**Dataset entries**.
* * * * * * *
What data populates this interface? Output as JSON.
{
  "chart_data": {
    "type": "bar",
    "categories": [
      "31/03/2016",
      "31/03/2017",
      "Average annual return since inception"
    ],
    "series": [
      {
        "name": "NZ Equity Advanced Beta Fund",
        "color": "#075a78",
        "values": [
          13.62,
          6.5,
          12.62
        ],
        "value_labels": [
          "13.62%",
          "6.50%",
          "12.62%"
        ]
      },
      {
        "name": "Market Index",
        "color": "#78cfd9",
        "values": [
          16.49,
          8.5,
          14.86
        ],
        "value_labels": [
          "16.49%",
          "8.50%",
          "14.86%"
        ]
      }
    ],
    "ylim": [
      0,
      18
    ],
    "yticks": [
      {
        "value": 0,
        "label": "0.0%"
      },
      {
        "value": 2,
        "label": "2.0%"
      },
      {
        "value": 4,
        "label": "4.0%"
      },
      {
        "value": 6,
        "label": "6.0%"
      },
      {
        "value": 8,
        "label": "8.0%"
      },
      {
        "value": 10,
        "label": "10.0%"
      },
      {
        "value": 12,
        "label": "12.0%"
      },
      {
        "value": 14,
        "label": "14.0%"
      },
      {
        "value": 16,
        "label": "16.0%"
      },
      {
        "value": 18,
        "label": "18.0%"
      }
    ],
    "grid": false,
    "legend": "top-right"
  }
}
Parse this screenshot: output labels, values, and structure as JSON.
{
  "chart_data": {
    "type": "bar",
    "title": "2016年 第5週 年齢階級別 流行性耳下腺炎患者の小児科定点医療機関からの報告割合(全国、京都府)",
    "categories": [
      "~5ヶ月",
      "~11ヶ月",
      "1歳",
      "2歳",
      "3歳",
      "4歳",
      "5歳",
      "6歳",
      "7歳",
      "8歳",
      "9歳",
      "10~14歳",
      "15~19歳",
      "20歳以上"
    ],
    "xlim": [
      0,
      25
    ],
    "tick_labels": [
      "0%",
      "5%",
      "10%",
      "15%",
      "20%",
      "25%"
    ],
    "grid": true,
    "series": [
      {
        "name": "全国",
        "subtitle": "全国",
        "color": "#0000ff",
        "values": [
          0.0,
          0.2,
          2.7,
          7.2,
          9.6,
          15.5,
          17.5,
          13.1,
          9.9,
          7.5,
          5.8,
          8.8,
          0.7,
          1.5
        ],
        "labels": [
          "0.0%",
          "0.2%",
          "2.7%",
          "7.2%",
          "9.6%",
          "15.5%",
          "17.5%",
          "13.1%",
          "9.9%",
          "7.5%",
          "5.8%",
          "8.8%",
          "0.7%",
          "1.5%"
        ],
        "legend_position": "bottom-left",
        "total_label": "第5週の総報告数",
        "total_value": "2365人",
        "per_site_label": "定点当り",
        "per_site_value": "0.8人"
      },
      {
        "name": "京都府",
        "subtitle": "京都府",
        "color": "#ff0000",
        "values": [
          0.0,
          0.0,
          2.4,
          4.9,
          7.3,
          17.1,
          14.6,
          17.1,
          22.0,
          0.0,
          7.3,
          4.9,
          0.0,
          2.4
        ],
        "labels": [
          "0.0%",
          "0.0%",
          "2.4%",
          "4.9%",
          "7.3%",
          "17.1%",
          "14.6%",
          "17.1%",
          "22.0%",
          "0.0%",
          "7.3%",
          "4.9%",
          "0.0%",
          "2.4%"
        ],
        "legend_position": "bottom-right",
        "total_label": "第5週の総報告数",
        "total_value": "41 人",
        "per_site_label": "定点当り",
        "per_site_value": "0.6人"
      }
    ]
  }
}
* * * * * * *
**Work to be completed**. Figure out how many lines above include the string "this", then report that number and nothing else.

**Final result**. 2